### What you are asked to do
Can you print every record below exactly as written?

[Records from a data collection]

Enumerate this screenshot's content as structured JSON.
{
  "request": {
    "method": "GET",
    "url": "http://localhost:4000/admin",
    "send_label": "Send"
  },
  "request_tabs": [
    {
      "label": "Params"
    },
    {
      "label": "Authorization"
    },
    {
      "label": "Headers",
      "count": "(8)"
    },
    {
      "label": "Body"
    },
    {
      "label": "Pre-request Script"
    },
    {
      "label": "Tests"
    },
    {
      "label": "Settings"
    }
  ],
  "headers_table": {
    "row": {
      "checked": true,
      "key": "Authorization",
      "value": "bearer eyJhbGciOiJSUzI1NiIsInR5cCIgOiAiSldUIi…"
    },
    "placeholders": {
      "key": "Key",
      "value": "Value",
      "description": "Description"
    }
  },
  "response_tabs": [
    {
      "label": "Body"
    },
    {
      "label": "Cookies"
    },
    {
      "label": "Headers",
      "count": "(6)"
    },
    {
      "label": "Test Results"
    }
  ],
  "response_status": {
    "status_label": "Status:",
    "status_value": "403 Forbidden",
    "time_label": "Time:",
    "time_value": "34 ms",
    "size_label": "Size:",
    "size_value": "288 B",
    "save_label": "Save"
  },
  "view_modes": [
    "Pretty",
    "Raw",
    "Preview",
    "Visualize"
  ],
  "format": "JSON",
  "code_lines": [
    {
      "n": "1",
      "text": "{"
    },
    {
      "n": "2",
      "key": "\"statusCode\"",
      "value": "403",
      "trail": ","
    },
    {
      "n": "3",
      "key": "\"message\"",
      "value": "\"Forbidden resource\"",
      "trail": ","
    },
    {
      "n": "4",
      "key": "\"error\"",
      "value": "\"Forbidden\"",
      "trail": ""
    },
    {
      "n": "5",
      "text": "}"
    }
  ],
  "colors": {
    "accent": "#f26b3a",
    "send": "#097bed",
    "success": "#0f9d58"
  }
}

### Result
Enumerate this screenshot's content as structured JSON.
{
  "request": {
    "method": "GET",
    "url": "http://localhost:4000/admin",
    "send_label": "Send"
  },
  "request_tabs": [
    {
      "label": "Params"
    },
    {
      "label": "Authorization"
    },
    {
      "label": "Headers",
      "count": "(8)"
    },
    {
      "label": "Body"
    },
    {
      "label": "Pre-request Script"
    },
    {
      "label": "Tests"
    },
    {
      "label": "Settings"
    }
  ],
  "headers_table": {
    "row": {
      "checked": true,
      "key": "Authorization",
      "value": "bearer eyJhbGciOiJSUzI1NiIsInR5cCIgOiAiSldUIi…"
    },
    "placeholders": {
      "key": "Key",
      "value": "Value",
      "description": "Description"
    }
  },
  "response_tabs": [
    {
      "label": "Body"
    },
    {
      "label": "Cookies"
    },
    {
      "label": "Headers",
      "count": "(6)"
    },
    {
      "label": "Test Results"
    }
  ],
  "response_status": {
    "status_label": "Status:",
    "status_value": "403 Forbidden",
    "time_label": "Time:",
    "time_value": "34 ms",
    "size_label": "Size:",
    "size_value": "288 B",
    "save_label": "Save"
  },
  "view_modes": [
    "Pretty",
    "Raw",
    "Preview",
    "Visualize"
  ],
  "format": "JSON",
  "code_lines": [
    {
      "n": "1",
      "text": "{"
    },
    {
      "n": "2",
      "key": "\"statusCode\"",
      "value": "403",
      "trail": ","
    },
    {
      "n": "3",
      "key": "\"message\"",
      "value": "\"Forbidden resource\"",
      "trail": ","
    },
    {
      "n": "4",
      "key": "\"error\"",
      "value": "\"Forbidden\"",
      "trail": ""
    },
    {
      "n": "5",
      "text": "}"
    }
  ],
  "colors": {
    "accent": "#f26b3a",
    "send": "#097bed",
    "success": "#0f9d58"
  }
}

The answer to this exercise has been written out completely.